▶ **Exercise objective**
All entries are to be given again verbatim.

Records
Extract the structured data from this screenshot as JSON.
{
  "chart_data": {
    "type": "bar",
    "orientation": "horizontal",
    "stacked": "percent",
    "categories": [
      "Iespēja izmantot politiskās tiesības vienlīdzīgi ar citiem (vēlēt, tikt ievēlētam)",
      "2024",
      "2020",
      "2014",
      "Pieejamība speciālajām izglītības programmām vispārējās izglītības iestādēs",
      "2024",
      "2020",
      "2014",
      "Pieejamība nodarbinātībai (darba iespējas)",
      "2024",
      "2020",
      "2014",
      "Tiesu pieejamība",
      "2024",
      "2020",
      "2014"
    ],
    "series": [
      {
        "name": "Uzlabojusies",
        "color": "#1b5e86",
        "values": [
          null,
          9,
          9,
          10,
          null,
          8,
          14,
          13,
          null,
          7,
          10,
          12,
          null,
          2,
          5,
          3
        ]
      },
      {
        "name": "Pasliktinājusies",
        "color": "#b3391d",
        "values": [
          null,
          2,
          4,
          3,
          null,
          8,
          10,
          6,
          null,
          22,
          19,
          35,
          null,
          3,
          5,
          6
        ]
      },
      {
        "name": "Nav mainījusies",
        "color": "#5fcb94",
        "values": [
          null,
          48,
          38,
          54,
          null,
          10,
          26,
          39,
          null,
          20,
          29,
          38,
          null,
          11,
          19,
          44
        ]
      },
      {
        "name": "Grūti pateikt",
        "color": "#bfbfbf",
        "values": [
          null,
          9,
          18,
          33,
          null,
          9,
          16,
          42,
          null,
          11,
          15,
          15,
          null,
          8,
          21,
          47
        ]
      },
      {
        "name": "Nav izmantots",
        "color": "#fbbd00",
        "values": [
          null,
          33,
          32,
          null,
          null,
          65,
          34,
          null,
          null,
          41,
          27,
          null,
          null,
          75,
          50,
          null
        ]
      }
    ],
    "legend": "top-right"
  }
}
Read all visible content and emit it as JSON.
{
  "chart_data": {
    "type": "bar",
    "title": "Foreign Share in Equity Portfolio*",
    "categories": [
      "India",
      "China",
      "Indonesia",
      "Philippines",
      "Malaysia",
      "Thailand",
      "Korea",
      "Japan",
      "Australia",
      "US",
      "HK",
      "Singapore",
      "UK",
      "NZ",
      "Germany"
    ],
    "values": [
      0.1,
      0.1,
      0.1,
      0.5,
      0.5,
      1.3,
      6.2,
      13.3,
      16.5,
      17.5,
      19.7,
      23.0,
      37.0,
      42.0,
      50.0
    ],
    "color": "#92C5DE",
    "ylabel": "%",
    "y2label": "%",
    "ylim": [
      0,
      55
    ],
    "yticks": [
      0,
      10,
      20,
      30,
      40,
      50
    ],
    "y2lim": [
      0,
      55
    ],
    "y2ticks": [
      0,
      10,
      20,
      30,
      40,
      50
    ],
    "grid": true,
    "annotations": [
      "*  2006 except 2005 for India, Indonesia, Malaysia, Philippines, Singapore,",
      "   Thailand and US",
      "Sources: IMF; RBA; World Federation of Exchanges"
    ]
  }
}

▶ **The response**
Extract the structured data from this screenshot as JSON.
{
  "chart_data": {
    "type": "bar",
    "orientation": "horizontal",
    "stacked": "percent",
    "categories": [
      "Iespēja izmantot politiskās tiesības vienlīdzīgi ar citiem (vēlēt, tikt ievēlētam)",
      "2024",
      "2020",
      "2014",
      "Pieejamība speciālajām izglītības programmām vispārējās izglītības iestādēs",
      "2024",
      "2020",
      "2014",
      "Pieejamība nodarbinātībai (darba iespējas)",
      "2024",
      "2020",
      "2014",
      "Tiesu pieejamība",
      "2024",
      "2020",
      "2014"
    ],
    "series": [
      {
        "name": "Uzlabojusies",
        "color": "#1b5e86",
        "values": [
          null,
          9,
          9,
          10,
          null,
          8,
          14,
          13,
          null,
          7,
          10,
          12,
          null,
          2,
          5,
          3
        ]
      },
      {
        "name": "Pasliktinājusies",
        "color": "#b3391d",
        "values": [
          null,
          2,
          4,
          3,
          null,
          8,
          10,
          6,
          null,
          22,
          19,
          35,
          null,
          3,
          5,
          6
        ]
      },
      {
        "name": "Nav mainījusies",
        "color": "#5fcb94",
        "values": [
          null,
          48,
          38,
          54,
          null,
          10,
          26,
          39,
          null,
          20,
          29,
          38,
          null,
          11,
          19,
          44
        ]
      },
      {
        "name": "Grūti pateikt",
        "color": "#bfbfbf",
        "values": [
          null,
          9,
          18,
          33,
          null,
          9,
          16,
          42,
          null,
          11,
          15,
          15,
          null,
          8,
          21,
          47
        ]
      },
      {
        "name": "Nav izmantots",
        "color": "#fbbd00",
        "values": [
          null,
          33,
          32,
          null,
          null,
          65,
          34,
          null,
          null,
          41,
          27,
          null,
          null,
          75,
          50,
          null
        ]
      }
    ],
    "legend": "top-right"
  }
}
Read all visible content and emit it as JSON.
{
  "chart_data": {
    "type": "bar",
    "title": "Foreign Share in Equity Portfolio*",
    "categories": [
      "India",
      "China",
      "Indonesia",
      "Philippines",
      "Malaysia",
      "Thailand",
      "Korea",
      "Japan",
      "Australia",
      "US",
      "HK",
      "Singapore",
      "UK",
      "NZ",
      "Germany"
    ],
    "values": [
      0.1,
      0.1,
      0.1,
      0.5,
      0.5,
      1.3,
      6.2,
      13.3,
      16.5,
      17.5,
      19.7,
      23.0,
      37.0,
      42.0,
      50.0
    ],
    "color": "#92C5DE",
    "ylabel": "%",
    "y2label": "%",
    "ylim": [
      0,
      55
    ],
    "yticks": [
      0,
      10,
      20,
      30,
      40,
      50
    ],
    "y2lim": [
      0,
      55
    ],
    "y2ticks": [
      0,
      10,
      20,
      30,
      40,
      50
    ],
    "grid": true,
    "annotations": [
      "*  2006 except 2005 for India, Indonesia, Malaysia, Philippines, Singapore,",
      "   Thailand and US",
      "Sources: IMF; RBA; World Federation of Exchanges"
    ]
  }
}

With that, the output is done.